[Entries taken from a collection]
○ ○ ○ ○ ○
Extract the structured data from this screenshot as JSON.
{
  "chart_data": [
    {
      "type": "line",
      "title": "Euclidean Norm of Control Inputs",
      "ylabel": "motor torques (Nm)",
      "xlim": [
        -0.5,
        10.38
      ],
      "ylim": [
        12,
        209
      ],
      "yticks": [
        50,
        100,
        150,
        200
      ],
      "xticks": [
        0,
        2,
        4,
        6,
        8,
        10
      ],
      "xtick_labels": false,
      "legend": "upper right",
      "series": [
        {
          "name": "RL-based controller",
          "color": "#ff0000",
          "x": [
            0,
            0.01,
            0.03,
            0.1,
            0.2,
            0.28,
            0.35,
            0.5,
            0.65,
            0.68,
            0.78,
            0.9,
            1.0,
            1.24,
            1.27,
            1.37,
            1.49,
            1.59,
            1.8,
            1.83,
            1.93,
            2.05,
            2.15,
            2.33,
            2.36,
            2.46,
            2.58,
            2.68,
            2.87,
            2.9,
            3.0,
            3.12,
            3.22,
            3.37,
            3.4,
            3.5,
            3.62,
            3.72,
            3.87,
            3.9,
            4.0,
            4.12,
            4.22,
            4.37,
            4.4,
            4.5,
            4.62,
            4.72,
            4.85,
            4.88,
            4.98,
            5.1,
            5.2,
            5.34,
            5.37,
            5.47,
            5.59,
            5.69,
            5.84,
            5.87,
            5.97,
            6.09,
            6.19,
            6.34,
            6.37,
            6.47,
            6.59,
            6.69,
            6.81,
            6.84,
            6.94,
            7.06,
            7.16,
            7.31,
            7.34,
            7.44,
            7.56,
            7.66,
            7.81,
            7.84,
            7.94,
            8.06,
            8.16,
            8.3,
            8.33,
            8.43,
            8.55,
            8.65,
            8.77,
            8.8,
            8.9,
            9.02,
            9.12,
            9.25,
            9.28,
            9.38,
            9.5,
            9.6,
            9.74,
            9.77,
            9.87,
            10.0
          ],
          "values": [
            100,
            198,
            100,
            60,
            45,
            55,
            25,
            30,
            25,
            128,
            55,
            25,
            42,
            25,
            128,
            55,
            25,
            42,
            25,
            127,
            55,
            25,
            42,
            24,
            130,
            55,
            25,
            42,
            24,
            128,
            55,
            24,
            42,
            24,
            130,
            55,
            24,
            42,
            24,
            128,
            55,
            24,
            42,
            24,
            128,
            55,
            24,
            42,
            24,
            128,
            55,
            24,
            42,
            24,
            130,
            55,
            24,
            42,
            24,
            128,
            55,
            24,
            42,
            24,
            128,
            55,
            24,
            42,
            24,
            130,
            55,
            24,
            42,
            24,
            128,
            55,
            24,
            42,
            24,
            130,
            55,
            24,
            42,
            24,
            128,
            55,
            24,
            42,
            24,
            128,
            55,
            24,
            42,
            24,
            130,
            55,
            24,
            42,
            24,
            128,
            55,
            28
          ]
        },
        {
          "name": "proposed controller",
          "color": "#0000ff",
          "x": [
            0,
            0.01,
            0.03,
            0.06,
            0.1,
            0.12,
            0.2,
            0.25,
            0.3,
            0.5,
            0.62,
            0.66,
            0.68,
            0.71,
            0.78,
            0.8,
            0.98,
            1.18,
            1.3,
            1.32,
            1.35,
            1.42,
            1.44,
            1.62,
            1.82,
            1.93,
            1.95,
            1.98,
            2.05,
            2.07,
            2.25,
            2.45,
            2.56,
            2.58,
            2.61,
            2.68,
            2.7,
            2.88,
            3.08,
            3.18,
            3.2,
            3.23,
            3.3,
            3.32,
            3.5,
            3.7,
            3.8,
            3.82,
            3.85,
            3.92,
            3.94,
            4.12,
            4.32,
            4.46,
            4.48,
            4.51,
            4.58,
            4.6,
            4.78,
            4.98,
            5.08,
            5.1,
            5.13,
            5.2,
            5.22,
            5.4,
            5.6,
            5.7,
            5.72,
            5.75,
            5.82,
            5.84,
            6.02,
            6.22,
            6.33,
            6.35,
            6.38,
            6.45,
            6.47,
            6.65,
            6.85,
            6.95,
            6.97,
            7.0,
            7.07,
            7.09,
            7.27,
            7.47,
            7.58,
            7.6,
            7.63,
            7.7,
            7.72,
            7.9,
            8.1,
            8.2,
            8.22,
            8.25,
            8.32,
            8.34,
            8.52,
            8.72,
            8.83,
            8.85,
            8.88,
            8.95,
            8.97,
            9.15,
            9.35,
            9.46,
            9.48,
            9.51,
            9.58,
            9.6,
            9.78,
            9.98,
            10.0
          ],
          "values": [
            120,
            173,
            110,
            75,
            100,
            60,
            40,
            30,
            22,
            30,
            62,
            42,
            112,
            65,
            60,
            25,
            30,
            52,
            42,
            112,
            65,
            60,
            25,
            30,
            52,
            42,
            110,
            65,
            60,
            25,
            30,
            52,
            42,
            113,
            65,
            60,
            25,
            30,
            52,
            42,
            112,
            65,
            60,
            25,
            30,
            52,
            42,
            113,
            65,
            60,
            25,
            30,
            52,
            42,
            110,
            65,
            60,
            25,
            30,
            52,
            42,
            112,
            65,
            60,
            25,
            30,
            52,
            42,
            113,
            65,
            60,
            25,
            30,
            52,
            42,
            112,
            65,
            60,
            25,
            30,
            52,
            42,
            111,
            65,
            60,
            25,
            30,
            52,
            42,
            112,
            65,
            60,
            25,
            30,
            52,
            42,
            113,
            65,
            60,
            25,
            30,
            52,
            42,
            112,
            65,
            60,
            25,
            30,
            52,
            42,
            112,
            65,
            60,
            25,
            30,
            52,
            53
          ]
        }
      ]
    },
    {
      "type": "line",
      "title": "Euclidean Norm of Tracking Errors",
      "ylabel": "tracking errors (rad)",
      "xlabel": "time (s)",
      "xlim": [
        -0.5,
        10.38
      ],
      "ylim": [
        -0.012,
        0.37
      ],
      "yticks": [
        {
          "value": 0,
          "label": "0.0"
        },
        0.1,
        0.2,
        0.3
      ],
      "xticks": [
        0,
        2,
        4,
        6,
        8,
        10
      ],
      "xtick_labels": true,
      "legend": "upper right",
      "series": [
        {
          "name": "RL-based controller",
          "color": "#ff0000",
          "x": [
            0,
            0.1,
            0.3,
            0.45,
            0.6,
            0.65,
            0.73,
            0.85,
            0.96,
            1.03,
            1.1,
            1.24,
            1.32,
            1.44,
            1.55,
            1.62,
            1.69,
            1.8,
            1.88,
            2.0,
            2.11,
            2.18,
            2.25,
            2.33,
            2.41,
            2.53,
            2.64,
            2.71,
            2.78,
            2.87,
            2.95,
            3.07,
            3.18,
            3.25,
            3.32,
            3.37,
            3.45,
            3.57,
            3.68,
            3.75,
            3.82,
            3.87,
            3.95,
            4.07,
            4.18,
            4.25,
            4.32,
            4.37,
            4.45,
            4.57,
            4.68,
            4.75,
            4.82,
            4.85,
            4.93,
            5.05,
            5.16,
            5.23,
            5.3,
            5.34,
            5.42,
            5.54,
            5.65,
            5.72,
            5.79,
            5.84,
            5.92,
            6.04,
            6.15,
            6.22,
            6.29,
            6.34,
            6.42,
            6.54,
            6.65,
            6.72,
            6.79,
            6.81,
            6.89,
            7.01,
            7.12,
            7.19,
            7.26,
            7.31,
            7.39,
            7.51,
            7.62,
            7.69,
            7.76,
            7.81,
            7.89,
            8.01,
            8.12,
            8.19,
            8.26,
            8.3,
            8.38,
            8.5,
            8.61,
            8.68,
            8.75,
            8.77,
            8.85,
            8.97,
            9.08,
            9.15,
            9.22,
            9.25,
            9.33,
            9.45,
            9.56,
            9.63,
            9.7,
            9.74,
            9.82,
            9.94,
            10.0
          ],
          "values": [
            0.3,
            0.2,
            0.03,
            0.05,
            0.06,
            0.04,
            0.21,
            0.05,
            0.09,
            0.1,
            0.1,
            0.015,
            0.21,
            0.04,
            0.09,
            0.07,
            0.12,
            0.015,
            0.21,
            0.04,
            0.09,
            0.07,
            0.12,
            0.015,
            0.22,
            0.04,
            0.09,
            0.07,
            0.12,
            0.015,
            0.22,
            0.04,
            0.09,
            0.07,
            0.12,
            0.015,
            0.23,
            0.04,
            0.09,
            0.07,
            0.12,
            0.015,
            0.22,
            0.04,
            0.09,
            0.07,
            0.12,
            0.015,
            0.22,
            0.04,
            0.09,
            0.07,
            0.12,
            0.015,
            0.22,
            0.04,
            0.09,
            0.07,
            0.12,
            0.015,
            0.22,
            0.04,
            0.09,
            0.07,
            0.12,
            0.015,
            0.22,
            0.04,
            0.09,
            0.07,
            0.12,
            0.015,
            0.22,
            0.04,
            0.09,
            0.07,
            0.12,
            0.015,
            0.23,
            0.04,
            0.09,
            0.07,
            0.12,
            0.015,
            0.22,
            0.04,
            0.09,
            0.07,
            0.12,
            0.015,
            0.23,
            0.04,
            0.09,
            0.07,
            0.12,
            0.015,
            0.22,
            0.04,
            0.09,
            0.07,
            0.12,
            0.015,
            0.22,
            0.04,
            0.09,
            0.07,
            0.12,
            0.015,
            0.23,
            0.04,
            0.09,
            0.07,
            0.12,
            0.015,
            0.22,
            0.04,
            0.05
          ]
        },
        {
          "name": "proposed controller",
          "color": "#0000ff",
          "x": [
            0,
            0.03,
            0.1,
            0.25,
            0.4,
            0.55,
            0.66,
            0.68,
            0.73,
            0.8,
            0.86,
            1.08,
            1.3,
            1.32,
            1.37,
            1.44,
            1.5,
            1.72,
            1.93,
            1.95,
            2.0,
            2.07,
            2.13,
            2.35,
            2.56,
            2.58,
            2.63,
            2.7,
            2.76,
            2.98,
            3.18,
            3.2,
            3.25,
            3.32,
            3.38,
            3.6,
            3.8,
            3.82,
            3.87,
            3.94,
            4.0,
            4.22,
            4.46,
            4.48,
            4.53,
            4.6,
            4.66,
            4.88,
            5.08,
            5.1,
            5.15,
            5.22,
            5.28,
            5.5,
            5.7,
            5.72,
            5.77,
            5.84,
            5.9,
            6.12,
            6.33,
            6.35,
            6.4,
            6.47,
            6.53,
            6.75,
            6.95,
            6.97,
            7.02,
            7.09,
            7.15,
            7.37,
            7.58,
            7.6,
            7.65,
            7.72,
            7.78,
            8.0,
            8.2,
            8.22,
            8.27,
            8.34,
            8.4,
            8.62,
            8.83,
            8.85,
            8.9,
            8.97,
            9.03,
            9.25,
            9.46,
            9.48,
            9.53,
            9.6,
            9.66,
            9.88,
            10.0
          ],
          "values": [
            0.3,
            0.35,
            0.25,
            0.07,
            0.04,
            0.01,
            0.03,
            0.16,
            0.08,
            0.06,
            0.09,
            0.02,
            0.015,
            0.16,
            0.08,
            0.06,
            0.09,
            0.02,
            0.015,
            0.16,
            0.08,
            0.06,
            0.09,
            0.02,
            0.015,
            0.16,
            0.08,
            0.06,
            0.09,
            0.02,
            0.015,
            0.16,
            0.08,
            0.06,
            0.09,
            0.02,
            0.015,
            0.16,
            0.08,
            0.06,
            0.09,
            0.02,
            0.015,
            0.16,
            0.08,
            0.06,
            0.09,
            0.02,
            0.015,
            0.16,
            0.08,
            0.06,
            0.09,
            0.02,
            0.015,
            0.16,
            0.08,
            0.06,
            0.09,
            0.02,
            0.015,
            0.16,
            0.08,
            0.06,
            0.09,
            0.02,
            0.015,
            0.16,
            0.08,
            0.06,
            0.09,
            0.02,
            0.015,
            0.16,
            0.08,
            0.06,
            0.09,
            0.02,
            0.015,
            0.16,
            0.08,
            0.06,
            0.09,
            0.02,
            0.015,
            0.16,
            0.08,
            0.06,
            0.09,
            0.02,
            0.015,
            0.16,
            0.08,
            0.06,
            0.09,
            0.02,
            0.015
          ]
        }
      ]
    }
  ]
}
○ ○ ○ ○ ○
*Given task:*
Track down every line with the word "Euclidean" and copy it.

*Answer below:*
      "title": "Euclidean Norm of Control Inputs",
      "title": "Euclidean Norm of Tracking Errors",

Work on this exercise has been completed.